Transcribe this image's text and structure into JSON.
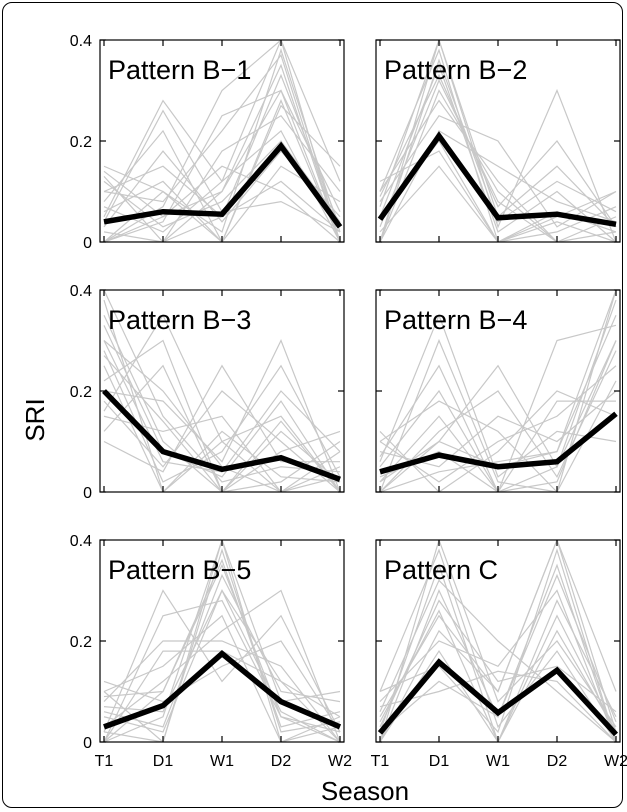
{
  "figure": {
    "ylabel": "SRI",
    "xlabel": "Season"
  },
  "colors": {
    "background_series": "#c8c8c8",
    "mean_series": "#000000",
    "axes": "#000000"
  },
  "chart_data": [
    {
      "type": "line",
      "title": "Pattern B−1",
      "categories": [
        "T1",
        "D1",
        "W1",
        "D2",
        "W2"
      ],
      "ylim": [
        0,
        0.4
      ],
      "yticks": [
        0,
        0.2,
        0.4
      ],
      "ytick_labels": [
        "0",
        "0.2",
        "0.4"
      ],
      "series": [
        {
          "values": [
            0.04,
            0.06,
            0.055,
            0.19,
            0.03
          ]
        }
      ],
      "background_series": [
        [
          0.13,
          0.0,
          0.1,
          0.35,
          0.0
        ],
        [
          0.15,
          0.1,
          0.02,
          0.38,
          0.02
        ],
        [
          0.0,
          0.05,
          0.1,
          0.3,
          0.06
        ],
        [
          0.08,
          0.22,
          0.0,
          0.28,
          0.0
        ],
        [
          0.02,
          0.0,
          0.18,
          0.25,
          0.1
        ],
        [
          0.1,
          0.15,
          0.05,
          0.33,
          0.03
        ],
        [
          0.05,
          0.28,
          0.12,
          0.22,
          0.0
        ],
        [
          0.0,
          0.07,
          0.3,
          0.4,
          0.12
        ],
        [
          0.12,
          0.03,
          0.08,
          0.2,
          0.04
        ],
        [
          0.06,
          0.12,
          0.0,
          0.15,
          0.08
        ],
        [
          0.0,
          0.0,
          0.05,
          0.12,
          0.02
        ],
        [
          0.1,
          0.08,
          0.22,
          0.37,
          0.0
        ],
        [
          0.03,
          0.18,
          0.04,
          0.18,
          0.05
        ],
        [
          0.14,
          0.05,
          0.15,
          0.1,
          0.0
        ],
        [
          0.0,
          0.1,
          0.0,
          0.27,
          0.15
        ],
        [
          0.07,
          0.02,
          0.12,
          0.4,
          0.0
        ],
        [
          0.04,
          0.26,
          0.06,
          0.08,
          0.02
        ],
        [
          0.0,
          0.04,
          0.25,
          0.3,
          0.0
        ]
      ]
    },
    {
      "type": "line",
      "title": "Pattern B−2",
      "categories": [
        "T1",
        "D1",
        "W1",
        "D2",
        "W2"
      ],
      "ylim": [
        0,
        0.4
      ],
      "yticks": [
        0,
        0.2,
        0.4
      ],
      "ytick_labels": [
        "",
        "",
        ""
      ],
      "series": [
        {
          "values": [
            0.045,
            0.21,
            0.048,
            0.055,
            0.035
          ]
        }
      ],
      "background_series": [
        [
          0.1,
          0.38,
          0.0,
          0.06,
          0.02
        ],
        [
          0.0,
          0.3,
          0.1,
          0.0,
          0.05
        ],
        [
          0.05,
          0.35,
          0.02,
          0.1,
          0.0
        ],
        [
          0.08,
          0.25,
          0.2,
          0.03,
          0.1
        ],
        [
          0.0,
          0.4,
          0.05,
          0.15,
          0.03
        ],
        [
          0.12,
          0.18,
          0.0,
          0.02,
          0.07
        ],
        [
          0.03,
          0.32,
          0.08,
          0.0,
          0.0
        ],
        [
          0.0,
          0.22,
          0.15,
          0.08,
          0.04
        ],
        [
          0.07,
          0.4,
          0.03,
          0.3,
          0.0
        ],
        [
          0.02,
          0.15,
          0.0,
          0.05,
          0.1
        ],
        [
          0.1,
          0.28,
          0.12,
          0.0,
          0.02
        ],
        [
          0.0,
          0.36,
          0.04,
          0.12,
          0.06
        ],
        [
          0.05,
          0.2,
          0.0,
          0.04,
          0.0
        ],
        [
          0.09,
          0.33,
          0.07,
          0.2,
          0.03
        ]
      ]
    },
    {
      "type": "line",
      "title": "Pattern B−3",
      "categories": [
        "T1",
        "D1",
        "W1",
        "D2",
        "W2"
      ],
      "ylim": [
        0,
        0.4
      ],
      "yticks": [
        0,
        0.2,
        0.4
      ],
      "ytick_labels": [
        "0",
        "0.2",
        "0.4"
      ],
      "series": [
        {
          "values": [
            0.2,
            0.08,
            0.045,
            0.068,
            0.025
          ]
        }
      ],
      "background_series": [
        [
          0.35,
          0.1,
          0.0,
          0.12,
          0.02
        ],
        [
          0.3,
          0.2,
          0.05,
          0.0,
          0.08
        ],
        [
          0.25,
          0.0,
          0.1,
          0.15,
          0.0
        ],
        [
          0.4,
          0.15,
          0.02,
          0.05,
          0.04
        ],
        [
          0.18,
          0.05,
          0.2,
          0.1,
          0.0
        ],
        [
          0.22,
          0.3,
          0.0,
          0.02,
          0.1
        ],
        [
          0.28,
          0.02,
          0.08,
          0.25,
          0.03
        ],
        [
          0.15,
          0.12,
          0.15,
          0.0,
          0.05
        ],
        [
          0.33,
          0.08,
          0.03,
          0.18,
          0.0
        ],
        [
          0.12,
          0.25,
          0.0,
          0.08,
          0.12
        ],
        [
          0.38,
          0.0,
          0.12,
          0.03,
          0.02
        ],
        [
          0.2,
          0.18,
          0.06,
          0.3,
          0.0
        ],
        [
          0.1,
          0.04,
          0.25,
          0.06,
          0.06
        ],
        [
          0.27,
          0.14,
          0.0,
          0.14,
          0.0
        ],
        [
          0.16,
          0.35,
          0.1,
          0.0,
          0.03
        ],
        [
          0.3,
          0.06,
          0.04,
          0.2,
          0.08
        ]
      ]
    },
    {
      "type": "line",
      "title": "Pattern B−4",
      "categories": [
        "T1",
        "D1",
        "W1",
        "D2",
        "W2"
      ],
      "ylim": [
        0,
        0.4
      ],
      "yticks": [
        0,
        0.2,
        0.4
      ],
      "ytick_labels": [
        "",
        "",
        ""
      ],
      "series": [
        {
          "values": [
            0.04,
            0.073,
            0.05,
            0.06,
            0.155
          ]
        }
      ],
      "background_series": [
        [
          0.0,
          0.1,
          0.05,
          0.08,
          0.35
        ],
        [
          0.05,
          0.2,
          0.0,
          0.02,
          0.3
        ],
        [
          0.1,
          0.02,
          0.1,
          0.15,
          0.25
        ],
        [
          0.0,
          0.3,
          0.02,
          0.0,
          0.4
        ],
        [
          0.08,
          0.05,
          0.15,
          0.1,
          0.2
        ],
        [
          0.02,
          0.15,
          0.0,
          0.05,
          0.38
        ],
        [
          0.12,
          0.0,
          0.08,
          0.2,
          0.15
        ],
        [
          0.0,
          0.12,
          0.2,
          0.03,
          0.28
        ],
        [
          0.06,
          0.35,
          0.03,
          0.12,
          0.1
        ],
        [
          0.03,
          0.08,
          0.0,
          0.3,
          0.33
        ],
        [
          0.1,
          0.18,
          0.12,
          0.0,
          0.22
        ],
        [
          0.0,
          0.04,
          0.06,
          0.08,
          0.4
        ],
        [
          0.07,
          0.25,
          0.0,
          0.18,
          0.18
        ],
        [
          0.02,
          0.1,
          0.25,
          0.05,
          0.3
        ]
      ]
    },
    {
      "type": "line",
      "title": "Pattern B−5",
      "categories": [
        "T1",
        "D1",
        "W1",
        "D2",
        "W2"
      ],
      "ylim": [
        0,
        0.4
      ],
      "yticks": [
        0,
        0.2,
        0.4
      ],
      "ytick_labels": [
        "0",
        "0.2",
        "0.4"
      ],
      "series": [
        {
          "values": [
            0.03,
            0.072,
            0.175,
            0.08,
            0.03
          ]
        }
      ],
      "background_series": [
        [
          0.0,
          0.1,
          0.35,
          0.05,
          0.02
        ],
        [
          0.05,
          0.02,
          0.3,
          0.12,
          0.0
        ],
        [
          0.1,
          0.15,
          0.25,
          0.0,
          0.05
        ],
        [
          0.0,
          0.05,
          0.4,
          0.08,
          0.1
        ],
        [
          0.08,
          0.2,
          0.2,
          0.15,
          0.0
        ],
        [
          0.02,
          0.0,
          0.38,
          0.02,
          0.04
        ],
        [
          0.12,
          0.08,
          0.15,
          0.2,
          0.02
        ],
        [
          0.0,
          0.25,
          0.28,
          0.05,
          0.0
        ],
        [
          0.06,
          0.03,
          0.33,
          0.1,
          0.08
        ],
        [
          0.03,
          0.12,
          0.22,
          0.3,
          0.0
        ],
        [
          0.1,
          0.0,
          0.4,
          0.0,
          0.03
        ],
        [
          0.0,
          0.18,
          0.18,
          0.12,
          0.05
        ],
        [
          0.07,
          0.06,
          0.3,
          0.06,
          0.0
        ],
        [
          0.02,
          0.3,
          0.12,
          0.25,
          0.02
        ],
        [
          0.09,
          0.1,
          0.36,
          0.03,
          0.06
        ]
      ]
    },
    {
      "type": "line",
      "title": "Pattern C",
      "categories": [
        "T1",
        "D1",
        "W1",
        "D2",
        "W2"
      ],
      "ylim": [
        0,
        0.4
      ],
      "yticks": [
        0,
        0.2,
        0.4
      ],
      "ytick_labels": [
        "",
        "",
        ""
      ],
      "series": [
        {
          "values": [
            0.018,
            0.158,
            0.058,
            0.142,
            0.015
          ]
        }
      ],
      "background_series": [
        [
          0.0,
          0.3,
          0.05,
          0.35,
          0.0
        ],
        [
          0.05,
          0.25,
          0.1,
          0.4,
          0.02
        ],
        [
          0.02,
          0.35,
          0.0,
          0.28,
          0.05
        ],
        [
          0.08,
          0.2,
          0.15,
          0.3,
          0.0
        ],
        [
          0.0,
          0.4,
          0.08,
          0.2,
          0.03
        ],
        [
          0.1,
          0.15,
          0.02,
          0.38,
          0.0
        ],
        [
          0.03,
          0.28,
          0.12,
          0.15,
          0.06
        ],
        [
          0.0,
          0.18,
          0.0,
          0.25,
          0.02
        ],
        [
          0.06,
          0.32,
          0.2,
          0.1,
          0.0
        ],
        [
          0.02,
          0.12,
          0.05,
          0.33,
          0.04
        ],
        [
          0.1,
          0.38,
          0.03,
          0.18,
          0.0
        ],
        [
          0.0,
          0.22,
          0.1,
          0.4,
          0.1
        ],
        [
          0.04,
          0.26,
          0.0,
          0.22,
          0.02
        ],
        [
          0.07,
          0.1,
          0.14,
          0.12,
          0.0
        ]
      ]
    }
  ]
}
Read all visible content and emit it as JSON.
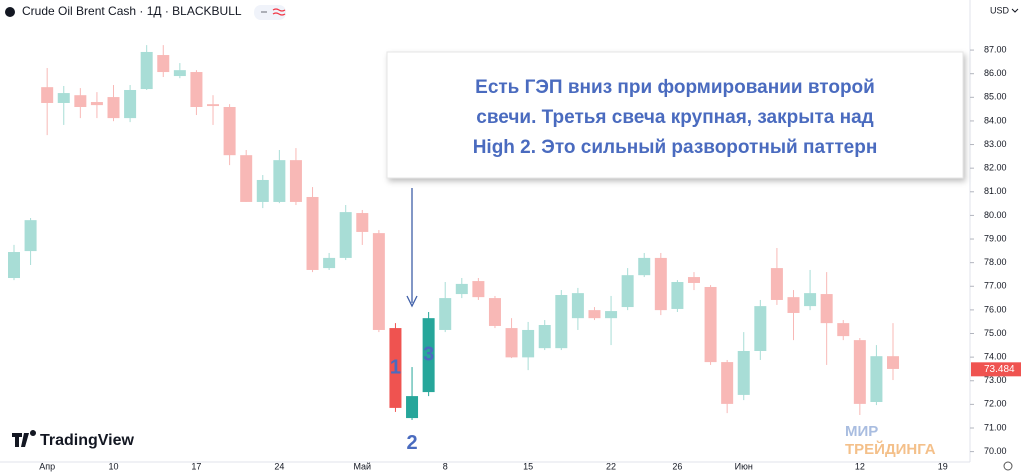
{
  "chart_data": {
    "type": "candlestick",
    "title": "Crude Oil Brent Cash · 1Д · BLACKBULL",
    "currency": "USD",
    "brand": "TradingView",
    "watermark": [
      "МИР",
      "ТРЕЙДИНГА"
    ],
    "annotation": [
      "Есть ГЭП вниз при формировании второй",
      "свечи. Третья свеча крупная, закрыта над",
      "High 2. Это сильный разворотный паттерн"
    ],
    "categories": [
      null,
      null,
      "Апр",
      null,
      null,
      null,
      "10",
      null,
      null,
      null,
      null,
      "17",
      null,
      null,
      null,
      null,
      "24",
      null,
      null,
      null,
      null,
      "Май",
      null,
      null,
      null,
      null,
      "8",
      null,
      null,
      null,
      null,
      "15",
      null,
      null,
      null,
      null,
      "22",
      null,
      null,
      null,
      "26",
      null,
      null,
      null,
      "Июн",
      null,
      null,
      null,
      null,
      null,
      null,
      "12",
      null,
      null,
      null,
      null,
      "19"
    ],
    "series": [
      {
        "name": "open",
        "values": [
          77.35,
          78.49,
          85.43,
          84.76,
          85.09,
          84.8,
          85.01,
          84.12,
          85.35,
          86.79,
          85.9,
          86.07,
          84.71,
          84.59,
          82.55,
          80.57,
          80.57,
          82.34,
          80.78,
          77.77,
          78.2,
          80.1,
          79.25,
          75.23,
          71.42,
          72.52,
          75.15,
          76.67,
          77.22,
          76.5,
          75.23,
          73.99,
          74.38,
          74.38,
          75.65,
          75.99,
          75.65,
          76.12,
          77.47,
          78.2,
          76.04,
          77.39,
          76.97,
          73.79,
          72.4,
          74.26,
          77.77,
          76.54,
          76.16,
          76.67,
          75.44,
          74.72,
          72.1,
          74.04,
          null,
          null,
          null
        ]
      },
      {
        "name": "high",
        "values": [
          78.75,
          79.89,
          86.24,
          85.48,
          85.39,
          85.22,
          85.52,
          85.52,
          87.21,
          87.21,
          86.45,
          86.15,
          85.09,
          84.71,
          82.77,
          81.71,
          82.77,
          82.85,
          81.2,
          78.41,
          80.44,
          80.23,
          79.38,
          75.44,
          73.58,
          75.91,
          77.18,
          77.35,
          77.35,
          76.59,
          75.65,
          75.49,
          75.57,
          76.84,
          76.93,
          76.12,
          76.59,
          77.77,
          78.41,
          78.41,
          77.26,
          77.6,
          77.05,
          73.88,
          75.06,
          76.42,
          78.62,
          76.84,
          77.69,
          77.6,
          75.57,
          74.81,
          74.51,
          75.44,
          null,
          null,
          null
        ]
      },
      {
        "name": "low",
        "values": [
          77.26,
          77.9,
          83.4,
          83.83,
          84.12,
          84.12,
          83.99,
          83.95,
          85.31,
          85.86,
          85.81,
          84.25,
          83.83,
          82.13,
          80.57,
          80.31,
          80.52,
          80.44,
          77.6,
          77.69,
          78.11,
          78.75,
          75.06,
          71.68,
          71.34,
          72.35,
          75.06,
          76.5,
          76.42,
          75.23,
          73.96,
          73.45,
          74.3,
          74.3,
          75.15,
          75.57,
          74.51,
          75.99,
          77.39,
          75.78,
          75.91,
          76.84,
          73.67,
          71.63,
          72.18,
          73.88,
          76.21,
          74.72,
          75.99,
          73.67,
          74.72,
          71.55,
          71.97,
          73.03,
          null,
          null,
          null
        ]
      },
      {
        "name": "close",
        "values": [
          78.45,
          79.8,
          84.76,
          85.18,
          84.59,
          84.67,
          84.12,
          85.31,
          86.92,
          86.07,
          86.15,
          84.59,
          84.63,
          82.55,
          80.57,
          81.5,
          82.34,
          80.57,
          77.69,
          78.2,
          80.14,
          79.3,
          75.15,
          71.85,
          72.35,
          75.65,
          76.5,
          77.1,
          76.54,
          75.32,
          73.99,
          75.15,
          75.36,
          76.63,
          76.71,
          75.65,
          75.95,
          77.47,
          78.2,
          75.99,
          77.18,
          77.14,
          73.79,
          72.02,
          74.26,
          76.16,
          76.42,
          75.87,
          76.71,
          75.44,
          74.89,
          72.02,
          74.04,
          73.5,
          null,
          null,
          null
        ]
      }
    ],
    "up_color": "#a8ddd6",
    "down_color": "#f8b8b6",
    "highlights": [
      {
        "index": 23,
        "label": "1",
        "color": "#ef5350"
      },
      {
        "index": 24,
        "label": "2",
        "color": "#26a69a"
      },
      {
        "index": 25,
        "label": "3",
        "color": "#26a69a"
      }
    ],
    "last_price": 73.484,
    "last_price_color": "#ef5350",
    "ylim": [
      69.56,
      89.12
    ],
    "yticks": [
      {
        "value": 70,
        "label": "70.00"
      },
      {
        "value": 71,
        "label": "71.00"
      },
      {
        "value": 72,
        "label": "72.00"
      },
      {
        "value": 73,
        "label": "73.00"
      },
      {
        "value": 74,
        "label": "74.00"
      },
      {
        "value": 75,
        "label": "75.00"
      },
      {
        "value": 76,
        "label": "76.00"
      },
      {
        "value": 77,
        "label": "77.00"
      },
      {
        "value": 78,
        "label": "78.00"
      },
      {
        "value": 79,
        "label": "79.00"
      },
      {
        "value": 80,
        "label": "80.00"
      },
      {
        "value": 81,
        "label": "81.00"
      },
      {
        "value": 82,
        "label": "82.00"
      },
      {
        "value": 83,
        "label": "83.00"
      },
      {
        "value": 84,
        "label": "84.00"
      },
      {
        "value": 85,
        "label": "85.00"
      },
      {
        "value": 86,
        "label": "86.00"
      },
      {
        "value": 87,
        "label": "87.00"
      }
    ],
    "grid": false
  }
}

++++++++

> **Given problem**: Select, from the listing, all lines that include the word "name".

> **Output for this exercise**:
        "name": "open",
        "name": "high",
        "name": "low",
        "name": "close",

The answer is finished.